Rows from a layout dataset
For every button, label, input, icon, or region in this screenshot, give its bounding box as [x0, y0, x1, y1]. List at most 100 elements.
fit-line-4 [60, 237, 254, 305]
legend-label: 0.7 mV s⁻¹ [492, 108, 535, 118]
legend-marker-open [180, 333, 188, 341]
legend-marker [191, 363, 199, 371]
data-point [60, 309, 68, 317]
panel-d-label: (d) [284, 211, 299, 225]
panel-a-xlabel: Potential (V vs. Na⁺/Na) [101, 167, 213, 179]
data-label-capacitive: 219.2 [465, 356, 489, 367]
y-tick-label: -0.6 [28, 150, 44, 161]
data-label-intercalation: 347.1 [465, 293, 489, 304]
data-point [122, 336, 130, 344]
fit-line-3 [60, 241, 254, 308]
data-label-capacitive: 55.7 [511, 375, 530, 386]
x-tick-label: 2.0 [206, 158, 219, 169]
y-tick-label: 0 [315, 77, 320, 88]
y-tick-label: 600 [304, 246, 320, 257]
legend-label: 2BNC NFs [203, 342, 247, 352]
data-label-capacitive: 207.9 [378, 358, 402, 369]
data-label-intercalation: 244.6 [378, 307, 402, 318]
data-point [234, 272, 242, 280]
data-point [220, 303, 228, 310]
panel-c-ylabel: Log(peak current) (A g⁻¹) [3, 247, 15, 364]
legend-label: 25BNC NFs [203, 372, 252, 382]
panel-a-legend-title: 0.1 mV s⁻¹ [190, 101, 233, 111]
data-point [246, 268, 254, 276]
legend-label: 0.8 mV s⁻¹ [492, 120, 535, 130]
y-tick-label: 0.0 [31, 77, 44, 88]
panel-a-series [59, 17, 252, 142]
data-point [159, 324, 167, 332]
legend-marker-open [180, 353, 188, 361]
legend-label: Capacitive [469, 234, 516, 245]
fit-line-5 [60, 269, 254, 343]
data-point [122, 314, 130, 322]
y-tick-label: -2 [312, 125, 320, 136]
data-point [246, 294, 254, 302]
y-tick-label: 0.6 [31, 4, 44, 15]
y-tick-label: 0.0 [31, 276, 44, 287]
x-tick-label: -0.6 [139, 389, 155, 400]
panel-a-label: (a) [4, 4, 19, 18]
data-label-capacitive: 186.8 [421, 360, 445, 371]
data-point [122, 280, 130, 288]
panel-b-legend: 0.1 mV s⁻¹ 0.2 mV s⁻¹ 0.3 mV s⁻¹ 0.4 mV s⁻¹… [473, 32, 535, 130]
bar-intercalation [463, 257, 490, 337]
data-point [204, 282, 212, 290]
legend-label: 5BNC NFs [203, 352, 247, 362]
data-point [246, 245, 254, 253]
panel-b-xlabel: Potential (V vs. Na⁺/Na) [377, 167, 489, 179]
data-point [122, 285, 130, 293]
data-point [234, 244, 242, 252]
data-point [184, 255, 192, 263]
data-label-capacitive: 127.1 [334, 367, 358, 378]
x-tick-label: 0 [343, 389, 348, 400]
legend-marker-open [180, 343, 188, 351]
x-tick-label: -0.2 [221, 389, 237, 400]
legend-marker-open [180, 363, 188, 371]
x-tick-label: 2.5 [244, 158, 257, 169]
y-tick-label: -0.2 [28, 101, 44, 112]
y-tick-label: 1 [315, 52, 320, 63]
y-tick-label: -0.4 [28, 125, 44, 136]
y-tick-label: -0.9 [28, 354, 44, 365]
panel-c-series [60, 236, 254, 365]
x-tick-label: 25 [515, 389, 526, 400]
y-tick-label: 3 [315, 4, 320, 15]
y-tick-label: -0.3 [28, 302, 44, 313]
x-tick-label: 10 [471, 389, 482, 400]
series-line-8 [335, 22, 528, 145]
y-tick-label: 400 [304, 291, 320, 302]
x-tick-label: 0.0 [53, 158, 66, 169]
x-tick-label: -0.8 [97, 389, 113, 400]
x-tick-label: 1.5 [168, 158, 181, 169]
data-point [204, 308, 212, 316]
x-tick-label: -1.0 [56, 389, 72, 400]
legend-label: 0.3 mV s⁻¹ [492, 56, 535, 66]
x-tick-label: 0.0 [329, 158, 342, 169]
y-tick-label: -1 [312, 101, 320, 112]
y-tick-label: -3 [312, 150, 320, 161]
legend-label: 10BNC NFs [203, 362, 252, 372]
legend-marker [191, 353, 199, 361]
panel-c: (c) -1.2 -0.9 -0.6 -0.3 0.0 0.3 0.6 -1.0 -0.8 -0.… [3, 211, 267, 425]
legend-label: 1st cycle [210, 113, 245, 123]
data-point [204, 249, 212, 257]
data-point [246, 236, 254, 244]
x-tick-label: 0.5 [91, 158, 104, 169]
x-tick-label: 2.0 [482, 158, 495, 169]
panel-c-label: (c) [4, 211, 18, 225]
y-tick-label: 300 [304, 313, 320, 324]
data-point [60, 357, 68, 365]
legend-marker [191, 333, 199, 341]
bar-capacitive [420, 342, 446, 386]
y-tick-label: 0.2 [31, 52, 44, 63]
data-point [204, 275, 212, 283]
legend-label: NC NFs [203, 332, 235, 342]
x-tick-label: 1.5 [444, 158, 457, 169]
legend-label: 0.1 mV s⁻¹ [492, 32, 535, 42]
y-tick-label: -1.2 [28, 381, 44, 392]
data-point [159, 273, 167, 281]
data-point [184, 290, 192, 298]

• [What you are asked to do] Convert every line of the material into a JSON list of strings, with one string per line and no blank lines.

• [Right answer]
[
  "For every button, label, input, icon, or region in this screenshot, give its bounding box as [x0, y0, x1, y1]. List at most 100 elements.",
  "fit-line-4 [60, 237, 254, 305]",
  "legend-label: 0.7 mV s⁻¹ [492, 108, 535, 118]",
  "legend-marker-open [180, 333, 188, 341]",
  "legend-marker [191, 363, 199, 371]",
  "data-point [60, 309, 68, 317]",
  "panel-d-label: (d) [284, 211, 299, 225]",
  "panel-a-xlabel: Potential (V vs. Na⁺/Na) [101, 167, 213, 179]",
  "data-label-capacitive: 219.2 [465, 356, 489, 367]",
  "y-tick-label: -0.6 [28, 150, 44, 161]",
  "data-label-intercalation: 347.1 [465, 293, 489, 304]",
  "data-point [122, 336, 130, 344]",
  "fit-line-3 [60, 241, 254, 308]",
  "data-label-capacitive: 55.7 [511, 375, 530, 386]",
  "x-tick-label: 2.0 [206, 158, 219, 169]",
  "y-tick-label: 0 [315, 77, 320, 88]",
  "y-tick-label: 600 [304, 246, 320, 257]",
  "legend-label: 2BNC NFs [203, 342, 247, 352]",
  "data-label-capacitive: 207.9 [378, 358, 402, 369]",
  "data-label-intercalation: 244.6 [378, 307, 402, 318]",
  "data-point [234, 272, 242, 280]",
  "data-point [220, 303, 228, 310]",
  "panel-c-ylabel: Log(peak current) (A g⁻¹) [3, 247, 15, 364]",
  "legend-label: 25BNC NFs [203, 372, 252, 382]",
  "panel-a-legend-title: 0.1 mV s⁻¹ [190, 101, 233, 111]",
  "data-point [246, 268, 254, 276]",
  "legend-label: 0.8 mV s⁻¹ [492, 120, 535, 130]",
  "y-tick-label: 0.0 [31, 77, 44, 88]",
  "panel-a-series [59, 17, 252, 142]",
  "data-point [159, 324, 167, 332]",
  "legend-marker-open [180, 353, 188, 361]",
  "legend-label: Capacitive [469, 234, 516, 245]",
  "fit-line-5 [60, 269, 254, 343]",
  "data-point [122, 314, 130, 322]",
  "y-tick-label: -2 [312, 125, 320, 136]",
  "data-point [246, 294, 254, 302]",
  "y-tick-label: 0.6 [31, 4, 44, 15]",
  "y-tick-label: 0.0 [31, 276, 44, 287]",
  "x-tick-label: -0.6 [139, 389, 155, 400]",
  "panel-a-label: (a) [4, 4, 19, 18]",
  "data-label-capacitive: 186.8 [421, 360, 445, 371]",
  "data-point [122, 280, 130, 288]",
  "panel-b-legend: 0.1 mV s⁻¹ 0.2 mV s⁻¹ 0.3 mV s⁻¹ 0.4 mV s⁻¹… [473, 32, 535, 130]",
  "bar-intercalation [463, 257, 490, 337]",
  "data-point [204, 282, 212, 290]",
  "legend-label: 5BNC NFs [203, 352, 247, 362]",
  "data-point [246, 245, 254, 253]",
  "panel-b-xlabel: Potential (V vs. Na⁺/Na) [377, 167, 489, 179]",
  "data-point [122, 285, 130, 293]",
  "data-point [234, 244, 242, 252]",
  "data-point [184, 255, 192, 263]",
  "data-label-capacitive: 127.1 [334, 367, 358, 378]",
  "x-tick-label: 0 [343, 389, 348, 400]",
  "legend-marker-open [180, 343, 188, 351]",
  "x-tick-label: -0.2 [221, 389, 237, 400]",
  "legend-marker-open [180, 363, 188, 371]",
  "x-tick-label: 2.5 [244, 158, 257, 169]",
  "y-tick-label: -0.2 [28, 101, 44, 112]",
  "y-tick-label: 1 [315, 52, 320, 63]",
  "y-tick-label: -0.4 [28, 125, 44, 136]",
  "y-tick-label: -0.9 [28, 354, 44, 365]",
  "panel-c-series [60, 236, 254, 365]",
  "x-tick-label: 25 [515, 389, 526, 400]",
  "y-tick-label: 3 [315, 4, 320, 15]",
  "y-tick-label: -0.3 [28, 302, 44, 313]",
  "x-tick-label: 10 [471, 389, 482, 400]",
  "series-line-8 [335, 22, 528, 145]",
  "y-tick-label: 400 [304, 291, 320, 302]",
  "x-tick-label: 0.0 [53, 158, 66, 169]",
  "x-tick-label: -0.8 [97, 389, 113, 400]",
  "x-tick-label: 1.5 [168, 158, 181, 169]",
  "data-point [204, 308, 212, 316]",
  "x-tick-label: -1.0 [56, 389, 72, 400]",
  "legend-label: 0.3 mV s⁻¹ [492, 56, 535, 66]",
  "x-tick-label: 0.0 [329, 158, 342, 169]",
  "y-tick-label: -1 [312, 101, 320, 112]",
  "y-tick-label: -3 [312, 150, 320, 161]",
  "legend-label: 10BNC NFs [203, 362, 252, 372]",
  "legend-marker [191, 353, 199, 361]",
  "panel-c: (c) -1.2 -0.9 -0.6 -0.3 0.0 0.3 0.6 -1.0 -0.8 -0.… [3, 211, 267, 425]",
  "legend-label: 1st cycle [210, 113, 245, 123]",
  "data-point [204, 249, 212, 257]",
  "data-point [246, 236, 254, 244]",
  "x-tick-label: 0.5 [91, 158, 104, 169]",
  "x-tick-label: 2.0 [482, 158, 495, 169]",
  "panel-c-label: (c) [4, 211, 18, 225]",
  "y-tick-label: 300 [304, 313, 320, 324]",
  "data-point [60, 357, 68, 365]",
  "legend-marker [191, 333, 199, 341]",
  "bar-capacitive [420, 342, 446, 386]",
  "y-tick-label: 0.2 [31, 52, 44, 63]",
  "data-point [204, 275, 212, 283]",
  "legend-label: NC NFs [203, 332, 235, 342]",
  "x-tick-label: 1.5 [444, 158, 457, 169]",
  "legend-label: 0.1 mV s⁻¹ [492, 32, 535, 42]",
  "y-tick-label: -1.2 [28, 381, 44, 392]",
  "data-point [159, 273, 167, 281]",
  "data-point [184, 290, 192, 298]"
]